* [WRITTEN INSTRUCTION] In the entries below, find the lines with the word "Figure" and copy them.

** START OF ENTRIES SHOWN **

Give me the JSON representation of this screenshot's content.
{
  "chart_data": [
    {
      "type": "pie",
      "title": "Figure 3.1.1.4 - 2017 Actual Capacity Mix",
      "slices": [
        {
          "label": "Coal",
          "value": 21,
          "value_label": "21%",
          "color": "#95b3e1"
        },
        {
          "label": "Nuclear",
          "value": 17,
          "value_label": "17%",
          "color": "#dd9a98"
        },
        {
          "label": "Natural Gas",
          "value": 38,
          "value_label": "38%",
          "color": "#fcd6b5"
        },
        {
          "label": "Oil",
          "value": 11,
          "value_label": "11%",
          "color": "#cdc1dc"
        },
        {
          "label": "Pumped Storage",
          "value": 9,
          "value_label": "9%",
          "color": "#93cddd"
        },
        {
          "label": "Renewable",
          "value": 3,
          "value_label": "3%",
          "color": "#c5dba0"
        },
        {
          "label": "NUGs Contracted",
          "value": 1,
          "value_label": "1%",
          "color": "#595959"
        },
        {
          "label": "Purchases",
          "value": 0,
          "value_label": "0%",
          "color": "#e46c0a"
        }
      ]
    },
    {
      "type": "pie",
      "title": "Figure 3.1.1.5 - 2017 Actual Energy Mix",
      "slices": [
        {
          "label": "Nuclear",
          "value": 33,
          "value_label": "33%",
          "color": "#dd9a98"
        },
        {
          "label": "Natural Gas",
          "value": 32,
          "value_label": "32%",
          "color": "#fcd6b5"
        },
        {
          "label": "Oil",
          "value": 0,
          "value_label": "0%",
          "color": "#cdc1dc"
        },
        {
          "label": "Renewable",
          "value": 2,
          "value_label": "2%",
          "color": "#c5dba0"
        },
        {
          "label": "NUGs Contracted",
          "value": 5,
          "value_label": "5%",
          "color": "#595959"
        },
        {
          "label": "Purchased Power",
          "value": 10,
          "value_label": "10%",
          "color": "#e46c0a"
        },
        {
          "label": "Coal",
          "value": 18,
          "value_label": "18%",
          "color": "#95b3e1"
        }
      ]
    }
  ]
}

** END OF ENTRIES SHOWN **

* [EXERCISE RESPONSE]
      "title": "Figure 3.1.1.4 - 2017 Actual Capacity Mix",
      "title": "Figure 3.1.1.5 - 2017 Actual Energy Mix",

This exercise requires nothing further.